= What you should do =
Drop all images and give the records again exactly.

= Data supplied =
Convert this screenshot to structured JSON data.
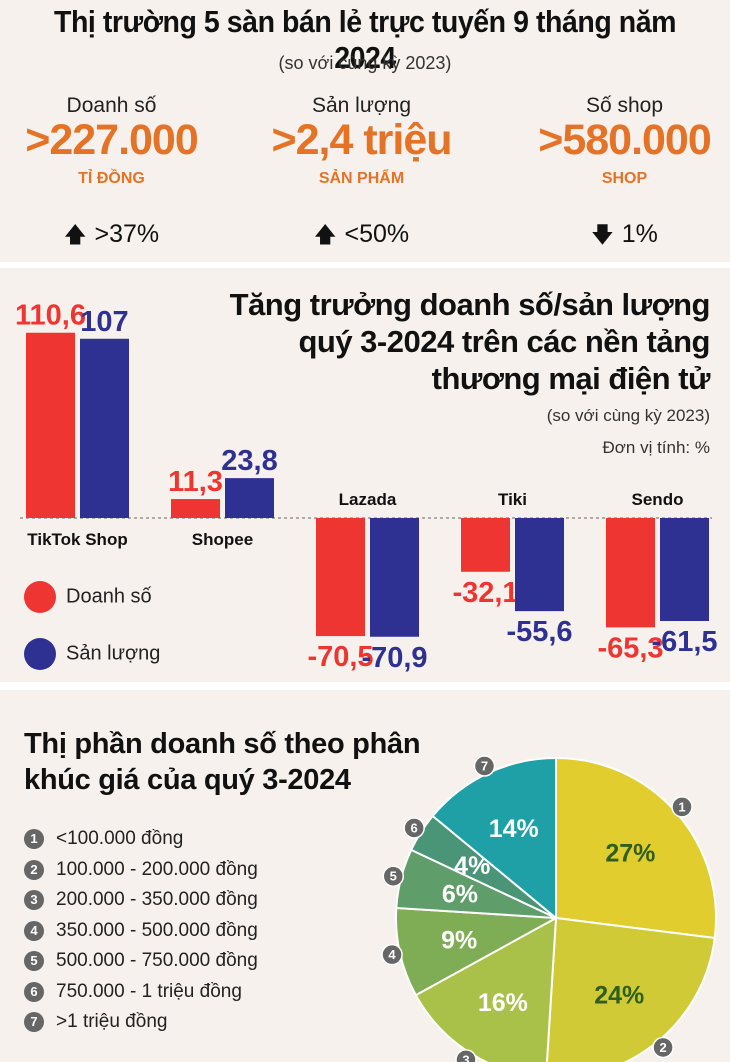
{
  "summary": {
    "title": "Thị trường 5 sàn bán lẻ trực tuyến 9 tháng năm 2024",
    "subtitle": "(so với cùng kỳ 2023)",
    "stats": [
      {
        "label": "Doanh số",
        "value": ">227.000",
        "unit": "TỈ ĐỒNG",
        "direction": "up",
        "change": ">37%"
      },
      {
        "label": "Sản lượng",
        "value": ">2,4 triệu",
        "unit": "SẢN PHẨM",
        "direction": "up",
        "change": "<50%"
      },
      {
        "label": "Số shop",
        "value": ">580.000",
        "unit": "SHOP",
        "direction": "down",
        "change": "1%"
      }
    ]
  },
  "colors": {
    "revenue": "#ee3531",
    "volume": "#2e3192",
    "accent": "#e57327"
  },
  "chart_data": [
    {
      "type": "bar",
      "title": "Tăng trưởng doanh số/sản lượng quý 3-2024 trên các nền tảng thương mại điện tử",
      "title_lines": [
        "Tăng trưởng doanh số/sản lượng",
        "quý 3-2024 trên các nền tảng",
        "thương mại điện tử"
      ],
      "subtitle": "(so với cùng kỳ 2023)",
      "unit_note": "Đơn vị tính: %",
      "categories": [
        "TikTok Shop",
        "Shopee",
        "Lazada",
        "Tiki",
        "Sendo"
      ],
      "series": [
        {
          "name": "Doanh số",
          "values": [
            110.6,
            11.3,
            -70.5,
            -32.1,
            -65.3
          ],
          "labels": [
            "110,6",
            "11,3",
            "-70,5",
            "-32,1",
            "-65,3"
          ]
        },
        {
          "name": "Sản lượng",
          "values": [
            107,
            23.8,
            -70.9,
            -55.6,
            -61.5
          ],
          "labels": [
            "107",
            "23,8",
            "-70,9",
            "-55,6",
            "-61,5"
          ]
        }
      ],
      "ylim": [
        -75,
        115
      ],
      "legend": "bottom-left",
      "grid": false
    },
    {
      "type": "pie",
      "title": "Thị phần doanh số theo phân khúc giá của quý 3-2024",
      "title_lines": [
        "Thị phần doanh số theo phân",
        "khúc giá của quý 3-2024"
      ],
      "slices": [
        {
          "num": "1",
          "label": "<100.000 đồng",
          "value": 27,
          "text": "27%",
          "color": "#e2cd2e"
        },
        {
          "num": "2",
          "label": "100.000 - 200.000 đồng",
          "value": 24,
          "text": "24%",
          "color": "#cfca35"
        },
        {
          "num": "3",
          "label": "200.000 - 350.000 đồng",
          "value": 16,
          "text": "16%",
          "color": "#a9c049"
        },
        {
          "num": "4",
          "label": "350.000 - 500.000 đồng",
          "value": 9,
          "text": "9%",
          "color": "#7fad55"
        },
        {
          "num": "5",
          "label": "500.000 - 750.000 đồng",
          "value": 6,
          "text": "6%",
          "color": "#5f9e6a"
        },
        {
          "num": "6",
          "label": "750.000 - 1 triệu đồng",
          "value": 4,
          "text": "4%",
          "color": "#4a9478"
        },
        {
          "num": "7",
          "label": ">1 triệu đồng",
          "value": 14,
          "text": "14%",
          "color": "#1fa0a6"
        }
      ],
      "legend": "left"
    }
  ]
}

= Final answer =
Convert this screenshot to structured JSON data.
{
  "summary": {
    "title": "Thị trường 5 sàn bán lẻ trực tuyến 9 tháng năm 2024",
    "subtitle": "(so với cùng kỳ 2023)",
    "stats": [
      {
        "label": "Doanh số",
        "value": ">227.000",
        "unit": "TỈ ĐỒNG",
        "direction": "up",
        "change": ">37%"
      },
      {
        "label": "Sản lượng",
        "value": ">2,4 triệu",
        "unit": "SẢN PHẨM",
        "direction": "up",
        "change": "<50%"
      },
      {
        "label": "Số shop",
        "value": ">580.000",
        "unit": "SHOP",
        "direction": "down",
        "change": "1%"
      }
    ]
  },
  "colors": {
    "revenue": "#ee3531",
    "volume": "#2e3192",
    "accent": "#e57327"
  },
  "chart_data": [
    {
      "type": "bar",
      "title": "Tăng trưởng doanh số/sản lượng quý 3-2024 trên các nền tảng thương mại điện tử",
      "title_lines": [
        "Tăng trưởng doanh số/sản lượng",
        "quý 3-2024 trên các nền tảng",
        "thương mại điện tử"
      ],
      "subtitle": "(so với cùng kỳ 2023)",
      "unit_note": "Đơn vị tính: %",
      "categories": [
        "TikTok Shop",
        "Shopee",
        "Lazada",
        "Tiki",
        "Sendo"
      ],
      "series": [
        {
          "name": "Doanh số",
          "values": [
            110.6,
            11.3,
            -70.5,
            -32.1,
            -65.3
          ],
          "labels": [
            "110,6",
            "11,3",
            "-70,5",
            "-32,1",
            "-65,3"
          ]
        },
        {
          "name": "Sản lượng",
          "values": [
            107,
            23.8,
            -70.9,
            -55.6,
            -61.5
          ],
          "labels": [
            "107",
            "23,8",
            "-70,9",
            "-55,6",
            "-61,5"
          ]
        }
      ],
      "ylim": [
        -75,
        115
      ],
      "legend": "bottom-left",
      "grid": false
    },
    {
      "type": "pie",
      "title": "Thị phần doanh số theo phân khúc giá của quý 3-2024",
      "title_lines": [
        "Thị phần doanh số theo phân",
        "khúc giá của quý 3-2024"
      ],
      "slices": [
        {
          "num": "1",
          "label": "<100.000 đồng",
          "value": 27,
          "text": "27%",
          "color": "#e2cd2e"
        },
        {
          "num": "2",
          "label": "100.000 - 200.000 đồng",
          "value": 24,
          "text": "24%",
          "color": "#cfca35"
        },
        {
          "num": "3",
          "label": "200.000 - 350.000 đồng",
          "value": 16,
          "text": "16%",
          "color": "#a9c049"
        },
        {
          "num": "4",
          "label": "350.000 - 500.000 đồng",
          "value": 9,
          "text": "9%",
          "color": "#7fad55"
        },
        {
          "num": "5",
          "label": "500.000 - 750.000 đồng",
          "value": 6,
          "text": "6%",
          "color": "#5f9e6a"
        },
        {
          "num": "6",
          "label": "750.000 - 1 triệu đồng",
          "value": 4,
          "text": "4%",
          "color": "#4a9478"
        },
        {
          "num": "7",
          "label": ">1 triệu đồng",
          "value": 14,
          "text": "14%",
          "color": "#1fa0a6"
        }
      ],
      "legend": "left"
    }
  ]
}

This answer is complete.